Input rows:
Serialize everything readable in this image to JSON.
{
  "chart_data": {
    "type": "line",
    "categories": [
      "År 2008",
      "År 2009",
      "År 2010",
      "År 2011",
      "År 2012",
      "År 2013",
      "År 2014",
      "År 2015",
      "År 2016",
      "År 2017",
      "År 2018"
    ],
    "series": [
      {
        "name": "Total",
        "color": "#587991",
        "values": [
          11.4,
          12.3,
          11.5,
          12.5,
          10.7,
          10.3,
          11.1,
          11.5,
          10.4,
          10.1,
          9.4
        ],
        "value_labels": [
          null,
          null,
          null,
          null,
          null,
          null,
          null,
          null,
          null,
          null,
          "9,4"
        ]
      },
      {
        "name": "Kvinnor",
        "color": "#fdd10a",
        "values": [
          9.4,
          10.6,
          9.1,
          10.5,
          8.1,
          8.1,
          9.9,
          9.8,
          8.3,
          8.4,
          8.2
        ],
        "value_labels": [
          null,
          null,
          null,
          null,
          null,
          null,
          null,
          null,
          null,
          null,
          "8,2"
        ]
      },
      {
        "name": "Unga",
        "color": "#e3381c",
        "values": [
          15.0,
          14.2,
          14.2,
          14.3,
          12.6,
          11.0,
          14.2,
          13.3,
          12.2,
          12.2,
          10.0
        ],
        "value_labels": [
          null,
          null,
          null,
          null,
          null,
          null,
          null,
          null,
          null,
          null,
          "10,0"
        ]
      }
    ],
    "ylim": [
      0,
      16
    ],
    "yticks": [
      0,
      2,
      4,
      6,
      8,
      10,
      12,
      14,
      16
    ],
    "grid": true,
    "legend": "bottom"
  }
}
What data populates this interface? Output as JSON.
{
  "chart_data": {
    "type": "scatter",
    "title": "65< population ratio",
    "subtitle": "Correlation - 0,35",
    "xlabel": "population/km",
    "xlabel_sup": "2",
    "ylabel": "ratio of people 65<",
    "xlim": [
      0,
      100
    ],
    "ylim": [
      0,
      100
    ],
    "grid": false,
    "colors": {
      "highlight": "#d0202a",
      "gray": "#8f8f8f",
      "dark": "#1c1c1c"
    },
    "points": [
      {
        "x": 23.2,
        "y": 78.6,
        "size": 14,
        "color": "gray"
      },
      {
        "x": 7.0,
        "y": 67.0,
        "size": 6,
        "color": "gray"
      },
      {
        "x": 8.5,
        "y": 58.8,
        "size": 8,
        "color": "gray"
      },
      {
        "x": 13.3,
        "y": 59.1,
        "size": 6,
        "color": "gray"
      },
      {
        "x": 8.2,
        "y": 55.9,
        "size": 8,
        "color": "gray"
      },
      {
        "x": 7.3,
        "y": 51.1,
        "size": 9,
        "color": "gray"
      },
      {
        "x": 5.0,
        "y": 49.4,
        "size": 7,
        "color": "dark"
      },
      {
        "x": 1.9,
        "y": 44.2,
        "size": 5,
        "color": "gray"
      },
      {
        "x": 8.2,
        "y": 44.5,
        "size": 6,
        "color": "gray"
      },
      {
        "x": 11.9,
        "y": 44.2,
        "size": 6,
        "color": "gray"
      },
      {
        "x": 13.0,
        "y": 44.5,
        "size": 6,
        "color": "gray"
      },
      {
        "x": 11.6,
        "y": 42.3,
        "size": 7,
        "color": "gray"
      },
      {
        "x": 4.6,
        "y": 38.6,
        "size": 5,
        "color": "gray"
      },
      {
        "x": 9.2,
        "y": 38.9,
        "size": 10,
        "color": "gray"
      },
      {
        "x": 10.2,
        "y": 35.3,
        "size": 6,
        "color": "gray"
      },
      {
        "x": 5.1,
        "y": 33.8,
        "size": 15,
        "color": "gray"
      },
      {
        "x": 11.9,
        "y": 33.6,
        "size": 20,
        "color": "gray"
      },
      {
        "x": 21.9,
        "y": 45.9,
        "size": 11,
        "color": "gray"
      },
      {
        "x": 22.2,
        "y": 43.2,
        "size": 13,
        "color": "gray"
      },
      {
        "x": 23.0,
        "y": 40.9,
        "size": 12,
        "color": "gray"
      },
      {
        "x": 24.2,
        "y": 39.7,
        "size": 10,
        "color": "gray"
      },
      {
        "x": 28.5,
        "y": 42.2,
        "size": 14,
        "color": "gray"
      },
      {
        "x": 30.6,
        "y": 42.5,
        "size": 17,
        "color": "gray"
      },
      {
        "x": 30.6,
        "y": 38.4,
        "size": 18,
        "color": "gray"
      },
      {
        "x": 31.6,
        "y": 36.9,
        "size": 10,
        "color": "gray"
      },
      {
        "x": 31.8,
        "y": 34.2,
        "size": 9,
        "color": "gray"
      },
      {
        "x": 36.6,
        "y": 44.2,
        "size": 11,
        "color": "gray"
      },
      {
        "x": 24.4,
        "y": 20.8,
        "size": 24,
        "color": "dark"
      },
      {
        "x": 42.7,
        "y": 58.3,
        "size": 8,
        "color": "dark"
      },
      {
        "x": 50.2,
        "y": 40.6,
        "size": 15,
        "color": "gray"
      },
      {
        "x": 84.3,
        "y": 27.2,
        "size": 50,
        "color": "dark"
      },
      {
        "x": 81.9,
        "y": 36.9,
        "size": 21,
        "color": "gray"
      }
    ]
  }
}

* * *

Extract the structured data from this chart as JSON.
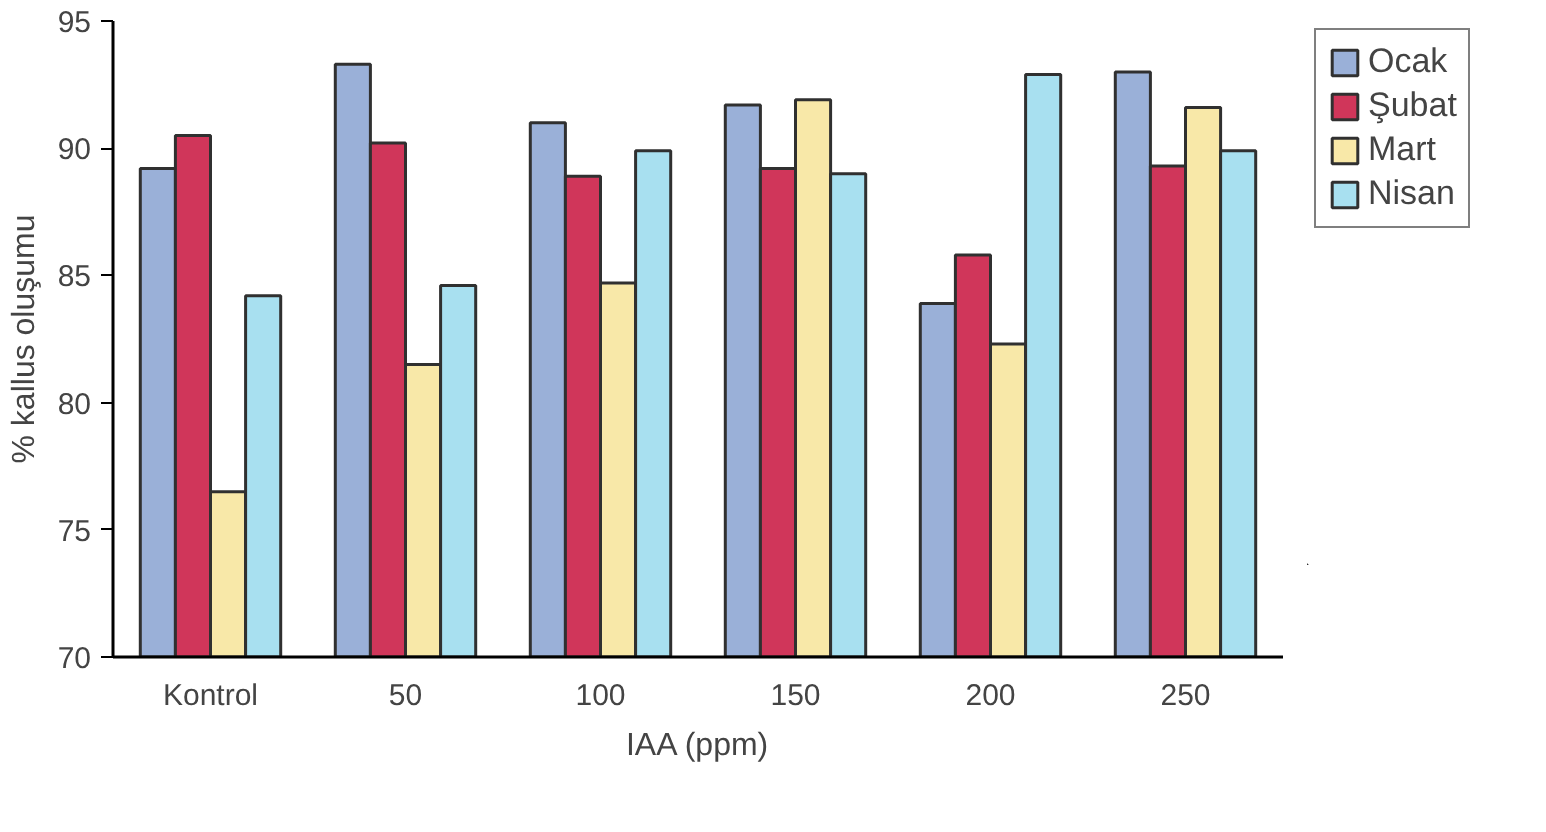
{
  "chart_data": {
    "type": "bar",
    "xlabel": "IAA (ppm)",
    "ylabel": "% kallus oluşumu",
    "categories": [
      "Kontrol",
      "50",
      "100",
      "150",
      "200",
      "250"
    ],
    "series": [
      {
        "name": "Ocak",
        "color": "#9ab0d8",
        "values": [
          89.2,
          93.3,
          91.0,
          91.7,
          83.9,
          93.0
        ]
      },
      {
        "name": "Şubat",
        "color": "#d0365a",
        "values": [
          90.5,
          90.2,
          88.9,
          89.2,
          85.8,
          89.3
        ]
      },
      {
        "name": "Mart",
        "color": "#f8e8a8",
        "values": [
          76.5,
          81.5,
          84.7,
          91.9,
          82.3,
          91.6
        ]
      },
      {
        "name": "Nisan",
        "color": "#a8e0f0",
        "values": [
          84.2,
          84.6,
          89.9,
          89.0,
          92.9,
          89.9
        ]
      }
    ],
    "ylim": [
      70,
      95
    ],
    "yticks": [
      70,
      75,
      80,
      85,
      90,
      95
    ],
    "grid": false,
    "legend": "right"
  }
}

---

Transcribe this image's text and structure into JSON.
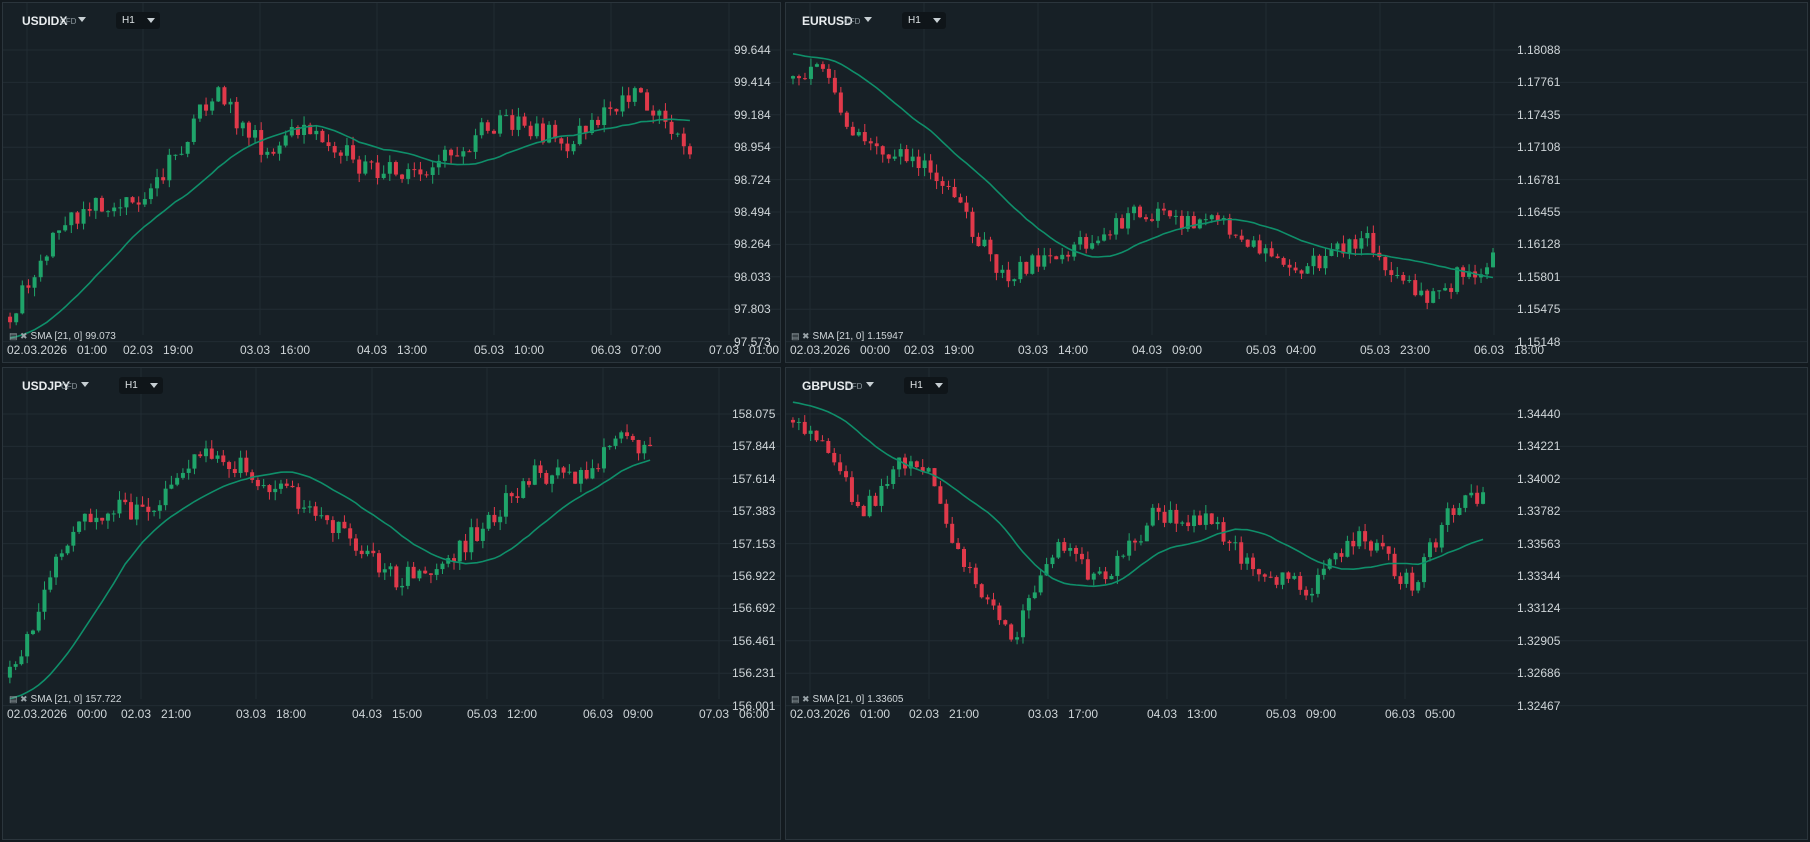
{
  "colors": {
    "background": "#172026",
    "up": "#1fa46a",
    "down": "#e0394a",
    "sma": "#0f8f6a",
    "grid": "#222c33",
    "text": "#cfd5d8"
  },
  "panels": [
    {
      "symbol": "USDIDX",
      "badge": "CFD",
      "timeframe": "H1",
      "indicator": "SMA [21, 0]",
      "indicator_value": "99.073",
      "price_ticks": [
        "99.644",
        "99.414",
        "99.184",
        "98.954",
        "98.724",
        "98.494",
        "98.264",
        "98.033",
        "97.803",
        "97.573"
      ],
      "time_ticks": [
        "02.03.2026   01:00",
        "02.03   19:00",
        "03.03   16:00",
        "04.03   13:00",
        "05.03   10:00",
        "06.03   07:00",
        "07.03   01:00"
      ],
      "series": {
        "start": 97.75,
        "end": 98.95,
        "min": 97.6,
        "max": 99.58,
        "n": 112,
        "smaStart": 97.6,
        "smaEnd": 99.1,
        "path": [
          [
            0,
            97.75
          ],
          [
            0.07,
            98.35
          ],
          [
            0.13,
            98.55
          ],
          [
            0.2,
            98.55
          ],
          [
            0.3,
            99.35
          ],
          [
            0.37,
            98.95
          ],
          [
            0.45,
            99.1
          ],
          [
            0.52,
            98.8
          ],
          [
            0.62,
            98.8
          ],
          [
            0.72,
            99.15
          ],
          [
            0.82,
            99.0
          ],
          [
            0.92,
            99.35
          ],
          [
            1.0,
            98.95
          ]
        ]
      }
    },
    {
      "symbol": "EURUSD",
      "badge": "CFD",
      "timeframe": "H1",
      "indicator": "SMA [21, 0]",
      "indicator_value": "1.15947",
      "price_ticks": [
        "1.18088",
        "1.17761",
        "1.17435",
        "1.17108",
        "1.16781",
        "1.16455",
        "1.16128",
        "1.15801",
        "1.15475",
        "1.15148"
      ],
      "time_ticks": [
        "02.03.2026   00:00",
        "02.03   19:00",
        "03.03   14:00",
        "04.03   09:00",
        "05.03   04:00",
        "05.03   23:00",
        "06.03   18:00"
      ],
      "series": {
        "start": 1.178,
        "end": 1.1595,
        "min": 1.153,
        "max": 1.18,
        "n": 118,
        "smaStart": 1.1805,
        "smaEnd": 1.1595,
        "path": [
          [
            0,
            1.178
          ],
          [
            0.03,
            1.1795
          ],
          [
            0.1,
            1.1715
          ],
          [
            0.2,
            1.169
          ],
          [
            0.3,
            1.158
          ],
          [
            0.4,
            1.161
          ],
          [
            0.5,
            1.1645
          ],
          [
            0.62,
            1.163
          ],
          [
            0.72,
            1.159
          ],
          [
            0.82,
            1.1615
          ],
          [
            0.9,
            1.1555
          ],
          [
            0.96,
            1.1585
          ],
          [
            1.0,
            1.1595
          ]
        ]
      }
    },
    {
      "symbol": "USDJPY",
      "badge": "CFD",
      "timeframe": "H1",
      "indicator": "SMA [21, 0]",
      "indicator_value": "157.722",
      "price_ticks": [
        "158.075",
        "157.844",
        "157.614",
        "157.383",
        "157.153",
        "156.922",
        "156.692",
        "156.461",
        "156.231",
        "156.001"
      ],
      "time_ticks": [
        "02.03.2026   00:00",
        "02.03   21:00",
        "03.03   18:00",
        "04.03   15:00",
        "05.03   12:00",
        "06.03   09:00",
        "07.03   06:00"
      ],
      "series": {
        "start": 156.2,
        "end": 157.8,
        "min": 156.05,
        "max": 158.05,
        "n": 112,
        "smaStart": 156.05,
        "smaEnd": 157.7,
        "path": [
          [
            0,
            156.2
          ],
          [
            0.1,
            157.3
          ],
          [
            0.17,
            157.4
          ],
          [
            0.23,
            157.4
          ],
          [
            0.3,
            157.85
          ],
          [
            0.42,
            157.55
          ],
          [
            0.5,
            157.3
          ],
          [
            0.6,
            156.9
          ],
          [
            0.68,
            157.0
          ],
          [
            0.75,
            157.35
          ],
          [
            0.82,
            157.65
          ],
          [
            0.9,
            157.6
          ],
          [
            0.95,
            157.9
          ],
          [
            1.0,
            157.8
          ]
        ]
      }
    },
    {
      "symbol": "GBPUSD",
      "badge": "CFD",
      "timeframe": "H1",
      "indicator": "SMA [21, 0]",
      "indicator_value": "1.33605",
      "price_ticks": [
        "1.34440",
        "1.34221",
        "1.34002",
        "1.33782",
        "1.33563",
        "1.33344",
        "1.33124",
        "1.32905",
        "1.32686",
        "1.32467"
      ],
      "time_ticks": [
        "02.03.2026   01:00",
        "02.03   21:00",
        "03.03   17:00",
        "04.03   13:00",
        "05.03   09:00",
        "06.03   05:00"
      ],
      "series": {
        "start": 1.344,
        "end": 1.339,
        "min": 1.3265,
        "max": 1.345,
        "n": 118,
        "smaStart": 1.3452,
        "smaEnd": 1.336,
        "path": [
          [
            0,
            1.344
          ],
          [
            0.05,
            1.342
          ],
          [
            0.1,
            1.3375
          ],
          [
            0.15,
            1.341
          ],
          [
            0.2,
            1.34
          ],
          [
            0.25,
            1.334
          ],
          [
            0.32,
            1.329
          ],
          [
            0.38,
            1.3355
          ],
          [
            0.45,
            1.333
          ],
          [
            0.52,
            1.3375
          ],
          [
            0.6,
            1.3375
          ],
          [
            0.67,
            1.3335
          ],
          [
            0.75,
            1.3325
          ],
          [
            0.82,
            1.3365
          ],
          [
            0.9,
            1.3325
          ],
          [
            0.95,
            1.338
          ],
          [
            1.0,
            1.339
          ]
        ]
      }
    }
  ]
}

Exercise aim:
Copy, from the material above, each line in which the string "smaStart" occurs.

Complete output:
        "smaStart": 97.6,
        "smaStart": 1.1805,
        "smaStart": 156.05,
        "smaStart": 1.3452,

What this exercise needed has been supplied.